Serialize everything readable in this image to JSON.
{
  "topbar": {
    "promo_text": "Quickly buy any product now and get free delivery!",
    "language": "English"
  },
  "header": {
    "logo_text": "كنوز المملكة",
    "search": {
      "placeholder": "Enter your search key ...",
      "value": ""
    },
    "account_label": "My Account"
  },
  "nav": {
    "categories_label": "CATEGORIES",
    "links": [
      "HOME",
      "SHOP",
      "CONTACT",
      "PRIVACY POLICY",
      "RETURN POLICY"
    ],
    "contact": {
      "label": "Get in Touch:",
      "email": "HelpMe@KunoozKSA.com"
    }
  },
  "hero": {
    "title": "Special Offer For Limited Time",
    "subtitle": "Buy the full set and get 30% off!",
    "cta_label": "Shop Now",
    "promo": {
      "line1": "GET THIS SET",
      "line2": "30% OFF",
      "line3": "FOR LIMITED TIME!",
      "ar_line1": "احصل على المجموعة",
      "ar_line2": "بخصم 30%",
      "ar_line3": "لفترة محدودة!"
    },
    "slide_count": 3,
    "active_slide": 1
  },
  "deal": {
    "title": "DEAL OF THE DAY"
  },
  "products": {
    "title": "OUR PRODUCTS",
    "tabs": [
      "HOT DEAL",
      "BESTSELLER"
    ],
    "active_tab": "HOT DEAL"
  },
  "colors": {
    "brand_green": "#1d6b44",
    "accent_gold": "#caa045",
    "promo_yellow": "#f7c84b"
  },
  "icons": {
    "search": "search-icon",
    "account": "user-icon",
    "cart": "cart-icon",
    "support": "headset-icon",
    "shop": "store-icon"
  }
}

> **What you should do**
Copy every line of the material, please, keeping it exactly the same.

> **Correct answer**
Serialize everything readable in this image to JSON.
{
  "topbar": {
    "promo_text": "Quickly buy any product now and get free delivery!",
    "language": "English"
  },
  "header": {
    "logo_text": "كنوز المملكة",
    "search": {
      "placeholder": "Enter your search key ...",
      "value": ""
    },
    "account_label": "My Account"
  },
  "nav": {
    "categories_label": "CATEGORIES",
    "links": [
      "HOME",
      "SHOP",
      "CONTACT",
      "PRIVACY POLICY",
      "RETURN POLICY"
    ],
    "contact": {
      "label": "Get in Touch:",
      "email": "HelpMe@KunoozKSA.com"
    }
  },
  "hero": {
    "title": "Special Offer For Limited Time",
    "subtitle": "Buy the full set and get 30% off!",
    "cta_label": "Shop Now",
    "promo": {
      "line1": "GET THIS SET",
      "line2": "30% OFF",
      "line3": "FOR LIMITED TIME!",
      "ar_line1": "احصل على المجموعة",
      "ar_line2": "بخصم 30%",
      "ar_line3": "لفترة محدودة!"
    },
    "slide_count": 3,
    "active_slide": 1
  },
  "deal": {
    "title": "DEAL OF THE DAY"
  },
  "products": {
    "title": "OUR PRODUCTS",
    "tabs": [
      "HOT DEAL",
      "BESTSELLER"
    ],
    "active_tab": "HOT DEAL"
  },
  "colors": {
    "brand_green": "#1d6b44",
    "accent_gold": "#caa045",
    "promo_yellow": "#f7c84b"
  },
  "icons": {
    "search": "search-icon",
    "account": "user-icon",
    "cart": "cart-icon",
    "support": "headset-icon",
    "shop": "store-icon"
  }
}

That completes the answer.